→ **The data**:
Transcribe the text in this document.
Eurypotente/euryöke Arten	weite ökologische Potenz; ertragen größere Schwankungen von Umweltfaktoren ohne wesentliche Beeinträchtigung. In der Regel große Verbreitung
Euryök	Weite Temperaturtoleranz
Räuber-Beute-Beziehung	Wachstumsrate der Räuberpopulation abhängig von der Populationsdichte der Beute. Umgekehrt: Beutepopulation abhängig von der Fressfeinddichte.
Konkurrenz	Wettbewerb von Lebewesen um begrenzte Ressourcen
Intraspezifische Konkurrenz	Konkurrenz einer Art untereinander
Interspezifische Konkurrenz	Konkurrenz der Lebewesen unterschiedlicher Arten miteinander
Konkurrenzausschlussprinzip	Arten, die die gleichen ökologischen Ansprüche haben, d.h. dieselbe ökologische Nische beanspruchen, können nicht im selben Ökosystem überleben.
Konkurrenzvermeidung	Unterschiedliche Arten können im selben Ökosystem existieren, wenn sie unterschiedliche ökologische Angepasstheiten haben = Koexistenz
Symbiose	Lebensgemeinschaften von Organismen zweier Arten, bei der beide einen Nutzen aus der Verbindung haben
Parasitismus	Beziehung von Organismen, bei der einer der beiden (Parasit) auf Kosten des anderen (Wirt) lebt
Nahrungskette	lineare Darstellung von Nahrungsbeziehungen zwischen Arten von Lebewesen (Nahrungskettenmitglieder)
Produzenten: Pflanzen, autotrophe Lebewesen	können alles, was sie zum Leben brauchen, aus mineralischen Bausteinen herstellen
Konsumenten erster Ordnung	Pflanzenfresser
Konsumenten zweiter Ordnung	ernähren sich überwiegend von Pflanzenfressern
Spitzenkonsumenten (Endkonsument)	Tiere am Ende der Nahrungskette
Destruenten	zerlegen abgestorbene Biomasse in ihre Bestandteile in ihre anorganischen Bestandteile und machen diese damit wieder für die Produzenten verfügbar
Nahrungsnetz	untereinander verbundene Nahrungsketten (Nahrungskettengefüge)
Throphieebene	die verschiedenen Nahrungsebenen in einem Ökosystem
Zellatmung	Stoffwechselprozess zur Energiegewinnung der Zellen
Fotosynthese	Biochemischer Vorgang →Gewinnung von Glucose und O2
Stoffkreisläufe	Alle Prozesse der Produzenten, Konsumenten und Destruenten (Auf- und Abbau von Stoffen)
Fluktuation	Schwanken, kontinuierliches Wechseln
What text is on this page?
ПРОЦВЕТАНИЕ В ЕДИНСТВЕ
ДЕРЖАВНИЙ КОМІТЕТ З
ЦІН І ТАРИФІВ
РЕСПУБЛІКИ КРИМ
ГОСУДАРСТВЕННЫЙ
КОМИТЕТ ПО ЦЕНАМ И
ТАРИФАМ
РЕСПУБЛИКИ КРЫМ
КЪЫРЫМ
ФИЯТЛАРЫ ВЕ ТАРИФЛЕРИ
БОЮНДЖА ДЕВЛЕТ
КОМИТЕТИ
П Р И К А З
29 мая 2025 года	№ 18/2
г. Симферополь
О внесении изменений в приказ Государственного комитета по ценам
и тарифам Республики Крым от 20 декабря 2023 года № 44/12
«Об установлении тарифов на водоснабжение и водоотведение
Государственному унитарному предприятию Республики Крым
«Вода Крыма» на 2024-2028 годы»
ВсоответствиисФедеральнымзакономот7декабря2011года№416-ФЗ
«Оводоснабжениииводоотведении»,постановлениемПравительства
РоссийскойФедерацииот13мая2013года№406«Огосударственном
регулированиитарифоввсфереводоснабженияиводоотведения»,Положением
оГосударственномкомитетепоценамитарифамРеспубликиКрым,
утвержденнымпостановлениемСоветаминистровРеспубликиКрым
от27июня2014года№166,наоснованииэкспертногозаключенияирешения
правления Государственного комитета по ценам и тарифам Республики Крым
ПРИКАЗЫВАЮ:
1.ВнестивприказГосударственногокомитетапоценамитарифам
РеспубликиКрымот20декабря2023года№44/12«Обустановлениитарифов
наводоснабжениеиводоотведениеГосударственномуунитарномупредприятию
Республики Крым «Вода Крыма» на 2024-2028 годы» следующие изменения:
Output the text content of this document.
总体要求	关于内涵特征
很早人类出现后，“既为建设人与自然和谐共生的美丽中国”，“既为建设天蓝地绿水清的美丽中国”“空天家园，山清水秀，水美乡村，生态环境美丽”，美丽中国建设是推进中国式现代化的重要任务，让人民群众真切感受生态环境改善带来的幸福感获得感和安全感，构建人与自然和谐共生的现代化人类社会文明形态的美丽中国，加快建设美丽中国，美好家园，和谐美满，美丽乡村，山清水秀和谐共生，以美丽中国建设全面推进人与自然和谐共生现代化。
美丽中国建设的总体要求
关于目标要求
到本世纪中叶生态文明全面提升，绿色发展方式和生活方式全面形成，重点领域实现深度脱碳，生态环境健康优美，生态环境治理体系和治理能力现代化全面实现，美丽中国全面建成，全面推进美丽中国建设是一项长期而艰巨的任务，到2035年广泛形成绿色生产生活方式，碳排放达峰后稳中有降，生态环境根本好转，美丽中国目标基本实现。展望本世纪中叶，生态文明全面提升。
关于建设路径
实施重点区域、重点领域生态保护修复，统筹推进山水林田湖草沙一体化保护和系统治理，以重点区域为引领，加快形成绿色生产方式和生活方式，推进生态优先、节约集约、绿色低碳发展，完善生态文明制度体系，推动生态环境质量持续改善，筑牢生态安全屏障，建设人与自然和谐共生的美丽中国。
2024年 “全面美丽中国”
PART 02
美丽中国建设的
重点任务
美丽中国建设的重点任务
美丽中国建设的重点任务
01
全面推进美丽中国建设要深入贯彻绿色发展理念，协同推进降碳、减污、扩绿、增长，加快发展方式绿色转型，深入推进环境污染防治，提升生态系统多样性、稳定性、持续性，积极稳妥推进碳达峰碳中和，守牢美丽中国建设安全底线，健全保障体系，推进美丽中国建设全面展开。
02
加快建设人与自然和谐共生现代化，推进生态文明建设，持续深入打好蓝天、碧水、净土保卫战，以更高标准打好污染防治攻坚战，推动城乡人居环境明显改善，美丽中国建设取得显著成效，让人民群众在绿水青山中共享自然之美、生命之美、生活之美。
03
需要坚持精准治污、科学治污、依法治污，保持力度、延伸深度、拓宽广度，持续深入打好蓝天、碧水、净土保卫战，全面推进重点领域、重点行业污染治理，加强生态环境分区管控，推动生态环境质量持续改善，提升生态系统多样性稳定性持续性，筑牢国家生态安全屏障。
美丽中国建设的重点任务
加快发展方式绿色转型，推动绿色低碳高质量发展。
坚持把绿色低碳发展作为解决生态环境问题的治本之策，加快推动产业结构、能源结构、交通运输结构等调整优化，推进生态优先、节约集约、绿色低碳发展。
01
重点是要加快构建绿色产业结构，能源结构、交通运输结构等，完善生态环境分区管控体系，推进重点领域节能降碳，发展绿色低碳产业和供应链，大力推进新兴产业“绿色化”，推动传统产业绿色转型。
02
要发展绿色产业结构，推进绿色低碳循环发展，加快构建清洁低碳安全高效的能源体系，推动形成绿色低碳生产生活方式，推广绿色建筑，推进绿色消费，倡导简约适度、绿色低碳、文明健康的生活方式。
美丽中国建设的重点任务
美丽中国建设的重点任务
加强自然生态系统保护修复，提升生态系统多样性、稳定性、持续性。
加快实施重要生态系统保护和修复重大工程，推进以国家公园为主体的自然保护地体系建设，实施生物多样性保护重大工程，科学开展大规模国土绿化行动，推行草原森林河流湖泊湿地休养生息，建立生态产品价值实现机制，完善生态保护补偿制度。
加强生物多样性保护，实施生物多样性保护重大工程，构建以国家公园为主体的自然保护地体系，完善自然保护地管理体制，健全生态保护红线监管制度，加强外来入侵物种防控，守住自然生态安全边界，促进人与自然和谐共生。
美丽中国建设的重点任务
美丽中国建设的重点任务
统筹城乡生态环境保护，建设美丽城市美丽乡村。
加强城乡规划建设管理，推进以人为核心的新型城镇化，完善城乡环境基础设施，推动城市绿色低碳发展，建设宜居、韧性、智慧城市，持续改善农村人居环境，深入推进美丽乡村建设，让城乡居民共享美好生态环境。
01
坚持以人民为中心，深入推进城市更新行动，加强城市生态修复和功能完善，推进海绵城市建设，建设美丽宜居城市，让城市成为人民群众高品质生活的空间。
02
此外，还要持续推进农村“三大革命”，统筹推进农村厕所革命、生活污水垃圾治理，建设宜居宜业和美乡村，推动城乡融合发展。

→ **Task details**:
Print again the material above, limited to the lines from the one holding "Output the text content of this document." through the last, inclusive.

→ **Answer for the task**:
Output the text content of this document.
总体要求	关于内涵特征
很早人类出现后，“既为建设人与自然和谐共生的美丽中国”，“既为建设天蓝地绿水清的美丽中国”“空天家园，山清水秀，水美乡村，生态环境美丽”，美丽中国建设是推进中国式现代化的重要任务，让人民群众真切感受生态环境改善带来的幸福感获得感和安全感，构建人与自然和谐共生的现代化人类社会文明形态的美丽中国，加快建设美丽中国，美好家园，和谐美满，美丽乡村，山清水秀和谐共生，以美丽中国建设全面推进人与自然和谐共生现代化。
美丽中国建设的总体要求
关于目标要求
到本世纪中叶生态文明全面提升，绿色发展方式和生活方式全面形成，重点领域实现深度脱碳，生态环境健康优美，生态环境治理体系和治理能力现代化全面实现，美丽中国全面建成，全面推进美丽中国建设是一项长期而艰巨的任务，到2035年广泛形成绿色生产生活方式，碳排放达峰后稳中有降，生态环境根本好转，美丽中国目标基本实现。展望本世纪中叶，生态文明全面提升。
关于建设路径
实施重点区域、重点领域生态保护修复，统筹推进山水林田湖草沙一体化保护和系统治理，以重点区域为引领，加快形成绿色生产方式和生活方式，推进生态优先、节约集约、绿色低碳发展，完善生态文明制度体系，推动生态环境质量持续改善，筑牢生态安全屏障，建设人与自然和谐共生的美丽中国。
2024年 “全面美丽中国”
PART 02
美丽中国建设的
重点任务
美丽中国建设的重点任务
美丽中国建设的重点任务
01
全面推进美丽中国建设要深入贯彻绿色发展理念，协同推进降碳、减污、扩绿、增长，加快发展方式绿色转型，深入推进环境污染防治，提升生态系统多样性、稳定性、持续性，积极稳妥推进碳达峰碳中和，守牢美丽中国建设安全底线，健全保障体系，推进美丽中国建设全面展开。
02
加快建设人与自然和谐共生现代化，推进生态文明建设，持续深入打好蓝天、碧水、净土保卫战，以更高标准打好污染防治攻坚战，推动城乡人居环境明显改善，美丽中国建设取得显著成效，让人民群众在绿水青山中共享自然之美、生命之美、生活之美。
03
需要坚持精准治污、科学治污、依法治污，保持力度、延伸深度、拓宽广度，持续深入打好蓝天、碧水、净土保卫战，全面推进重点领域、重点行业污染治理，加强生态环境分区管控，推动生态环境质量持续改善，提升生态系统多样性稳定性持续性，筑牢国家生态安全屏障。
美丽中国建设的重点任务
加快发展方式绿色转型，推动绿色低碳高质量发展。
坚持把绿色低碳发展作为解决生态环境问题的治本之策，加快推动产业结构、能源结构、交通运输结构等调整优化，推进生态优先、节约集约、绿色低碳发展。
01
重点是要加快构建绿色产业结构，能源结构、交通运输结构等，完善生态环境分区管控体系，推进重点领域节能降碳，发展绿色低碳产业和供应链，大力推进新兴产业“绿色化”，推动传统产业绿色转型。
02
要发展绿色产业结构，推进绿色低碳循环发展，加快构建清洁低碳安全高效的能源体系，推动形成绿色低碳生产生活方式，推广绿色建筑，推进绿色消费，倡导简约适度、绿色低碳、文明健康的生活方式。
美丽中国建设的重点任务
美丽中国建设的重点任务
加强自然生态系统保护修复，提升生态系统多样性、稳定性、持续性。
加快实施重要生态系统保护和修复重大工程，推进以国家公园为主体的自然保护地体系建设，实施生物多样性保护重大工程，科学开展大规模国土绿化行动，推行草原森林河流湖泊湿地休养生息，建立生态产品价值实现机制，完善生态保护补偿制度。
加强生物多样性保护，实施生物多样性保护重大工程，构建以国家公园为主体的自然保护地体系，完善自然保护地管理体制，健全生态保护红线监管制度，加强外来入侵物种防控，守住自然生态安全边界，促进人与自然和谐共生。
美丽中国建设的重点任务
美丽中国建设的重点任务
统筹城乡生态环境保护，建设美丽城市美丽乡村。
加强城乡规划建设管理，推进以人为核心的新型城镇化，完善城乡环境基础设施，推动城市绿色低碳发展，建设宜居、韧性、智慧城市，持续改善农村人居环境，深入推进美丽乡村建设，让城乡居民共享美好生态环境。
01
坚持以人民为中心，深入推进城市更新行动，加强城市生态修复和功能完善，推进海绵城市建设，建设美丽宜居城市，让城市成为人民群众高品质生活的空间。
02
此外，还要持续推进农村“三大革命”，统筹推进农村厕所革命、生活污水垃圾治理，建设宜居宜业和美乡村，推动城乡融合发展。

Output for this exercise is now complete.